> _Provided information_:
+---+

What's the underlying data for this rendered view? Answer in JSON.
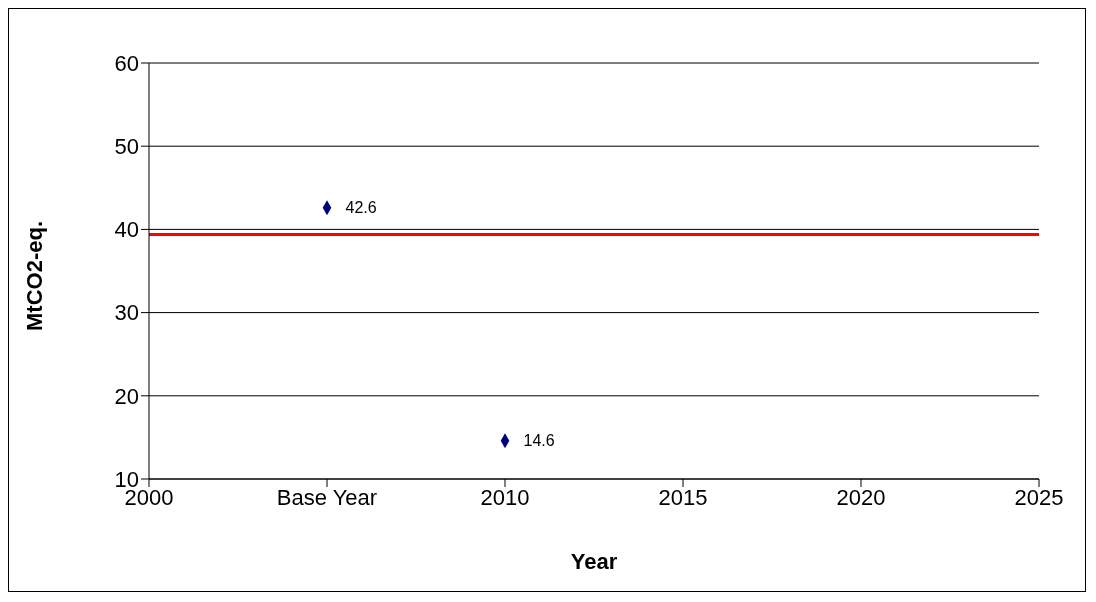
{
  "chart_data": {
    "type": "scatter",
    "xlabel": "Year",
    "ylabel": "MtCO2-eq.",
    "x": [
      2005,
      2010
    ],
    "series": [
      {
        "color": "#000080",
        "values": [
          42.6,
          14.6
        ]
      }
    ],
    "xlim": [
      2000,
      2025
    ],
    "xticks": [
      2000,
      {
        "value": 2005,
        "label": "Base Year"
      },
      2010,
      2015,
      2020,
      2025
    ],
    "ylim": [
      10,
      60
    ],
    "yticks": [
      10,
      20,
      30,
      40,
      50,
      60
    ],
    "ref_lines": [
      {
        "axis": "y",
        "value": 39.4,
        "color": "#ff0000",
        "line_style": "solid"
      }
    ],
    "grid": "y",
    "marker": "diamond",
    "data_labels": true
  }
}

+---+

> _Written exercise_: Pictures in the records above are not copied; print everything else exactly.

> _Exercise result_:
What's the underlying data for this rendered view? Answer in JSON.
{
  "chart_data": {
    "type": "scatter",
    "xlabel": "Year",
    "ylabel": "MtCO2-eq.",
    "x": [
      2005,
      2010
    ],
    "series": [
      {
        "color": "#000080",
        "values": [
          42.6,
          14.6
        ]
      }
    ],
    "xlim": [
      2000,
      2025
    ],
    "xticks": [
      2000,
      {
        "value": 2005,
        "label": "Base Year"
      },
      2010,
      2015,
      2020,
      2025
    ],
    "ylim": [
      10,
      60
    ],
    "yticks": [
      10,
      20,
      30,
      40,
      50,
      60
    ],
    "ref_lines": [
      {
        "axis": "y",
        "value": 39.4,
        "color": "#ff0000",
        "line_style": "solid"
      }
    ],
    "grid": "y",
    "marker": "diamond",
    "data_labels": true
  }
}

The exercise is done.